# Direction:
Retype each line exactly. Skip images.

[Data records]
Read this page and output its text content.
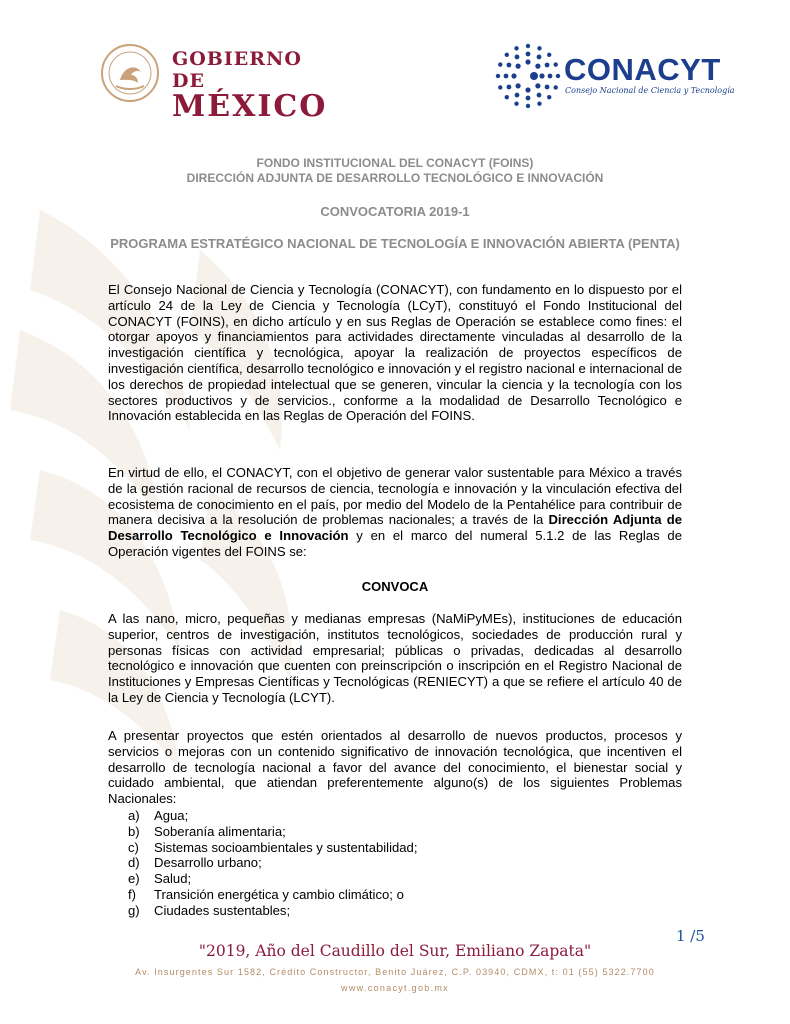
GOBIERNO DE
MÉXICO
CONACYT
Consejo Nacional de Ciencia y Tecnología
FONDO INSTITUCIONAL DEL CONACYT (FOINS)
DIRECCIÓN ADJUNTA DE DESARROLLO TECNOLÓGICO E INNOVACIÓN
CONVOCATORIA 2019-1
PROGRAMA ESTRATÉGICO NACIONAL DE TECNOLOGÍA E INNOVACIÓN ABIERTA (PENTA)
El Consejo Nacional de Ciencia y Tecnología (CONACYT), con fundamento en lo dispuesto por el artículo 24 de la Ley de Ciencia y Tecnología (LCyT), constituyó el Fondo Institucional del CONACYT (FOINS), en dicho artículo y en sus Reglas de Operación se establece como fines: el otorgar apoyos y financiamientos para actividades directamente vinculadas al desarrollo de la investigación científica y tecnológica, apoyar la realización de proyectos específicos de investigación científica, desarrollo tecnológico e innovación y el registro nacional e internacional de los derechos de propiedad intelectual que se generen, vincular la ciencia y la tecnología con los sectores productivos y de servicios., conforme a la modalidad de Desarrollo Tecnológico e Innovación establecida en las Reglas de Operación del FOINS.
En virtud de ello, el CONACYT, con el objetivo de generar valor sustentable para México a través de la gestión racional de recursos de ciencia, tecnología e innovación y la vinculación efectiva del ecosistema de conocimiento en el país, por medio del Modelo de la Pentahélice para contribuir de manera decisiva a la resolución de problemas nacionales; a través de la Dirección Adjunta de Desarrollo Tecnológico e Innovación y en el marco del numeral 5.1.2 de las Reglas de Operación vigentes del FOINS se:
CONVOCA
A las nano, micro, pequeñas y medianas empresas (NaMiPyMEs), instituciones de educación superior, centros de investigación, institutos tecnológicos, sociedades de producción rural y personas físicas con actividad empresarial; públicas o privadas, dedicadas al desarrollo tecnológico e innovación que cuenten con preinscripción o inscripción en el Registro Nacional de Instituciones y Empresas Científicas y Tecnológicas (RENIECYT) a que se refiere el artículo 40 de la Ley de Ciencia y Tecnología (LCYT).
A presentar proyectos que estén orientados al desarrollo de nuevos productos, procesos y servicios o mejoras con un contenido significativo de innovación tecnológica, que incentiven el desarrollo de tecnología nacional a favor del avance del conocimiento, el bienestar social y cuidado ambiental, que atiendan preferentemente alguno(s) de los siguientes Problemas Nacionales:
a)	Agua;
b)	Soberanía alimentaria;
c)	Sistemas socioambientales y sustentabilidad;
d)	Desarrollo urbano;
e)	Salud;
f)	Transición energética y cambio climático; o
g)	Ciudades sustentables;
1 /5
"2019, Año del Caudillo del Sur, Emiliano Zapata"
Av. Insurgentes Sur 1582, Crédito Constructor, Benito Juárez, C.P. 03940, CDMX, t: 01 (55) 5322.7700
www.conacyt.gob.mx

# Output:
Read this page and output its text content.
GOBIERNO DE
MÉXICO
CONACYT
Consejo Nacional de Ciencia y Tecnología
FONDO INSTITUCIONAL DEL CONACYT (FOINS)
DIRECCIÓN ADJUNTA DE DESARROLLO TECNOLÓGICO E INNOVACIÓN
CONVOCATORIA 2019-1
PROGRAMA ESTRATÉGICO NACIONAL DE TECNOLOGÍA E INNOVACIÓN ABIERTA (PENTA)
El Consejo Nacional de Ciencia y Tecnología (CONACYT), con fundamento en lo dispuesto por el artículo 24 de la Ley de Ciencia y Tecnología (LCyT), constituyó el Fondo Institucional del CONACYT (FOINS), en dicho artículo y en sus Reglas de Operación se establece como fines: el otorgar apoyos y financiamientos para actividades directamente vinculadas al desarrollo de la investigación científica y tecnológica, apoyar la realización de proyectos específicos de investigación científica, desarrollo tecnológico e innovación y el registro nacional e internacional de los derechos de propiedad intelectual que se generen, vincular la ciencia y la tecnología con los sectores productivos y de servicios., conforme a la modalidad de Desarrollo Tecnológico e Innovación establecida en las Reglas de Operación del FOINS.
En virtud de ello, el CONACYT, con el objetivo de generar valor sustentable para México a través de la gestión racional de recursos de ciencia, tecnología e innovación y la vinculación efectiva del ecosistema de conocimiento en el país, por medio del Modelo de la Pentahélice para contribuir de manera decisiva a la resolución de problemas nacionales; a través de la Dirección Adjunta de Desarrollo Tecnológico e Innovación y en el marco del numeral 5.1.2 de las Reglas de Operación vigentes del FOINS se:
CONVOCA
A las nano, micro, pequeñas y medianas empresas (NaMiPyMEs), instituciones de educación superior, centros de investigación, institutos tecnológicos, sociedades de producción rural y personas físicas con actividad empresarial; públicas o privadas, dedicadas al desarrollo tecnológico e innovación que cuenten con preinscripción o inscripción en el Registro Nacional de Instituciones y Empresas Científicas y Tecnológicas (RENIECYT) a que se refiere el artículo 40 de la Ley de Ciencia y Tecnología (LCYT).
A presentar proyectos que estén orientados al desarrollo de nuevos productos, procesos y servicios o mejoras con un contenido significativo de innovación tecnológica, que incentiven el desarrollo de tecnología nacional a favor del avance del conocimiento, el bienestar social y cuidado ambiental, que atiendan preferentemente alguno(s) de los siguientes Problemas Nacionales:
a)	Agua;
b)	Soberanía alimentaria;
c)	Sistemas socioambientales y sustentabilidad;
d)	Desarrollo urbano;
e)	Salud;
f)	Transición energética y cambio climático; o
g)	Ciudades sustentables;
1 /5
"2019, Año del Caudillo del Sur, Emiliano Zapata"
Av. Insurgentes Sur 1582, Crédito Constructor, Benito Juárez, C.P. 03940, CDMX, t: 01 (55) 5322.7700
www.conacyt.gob.mx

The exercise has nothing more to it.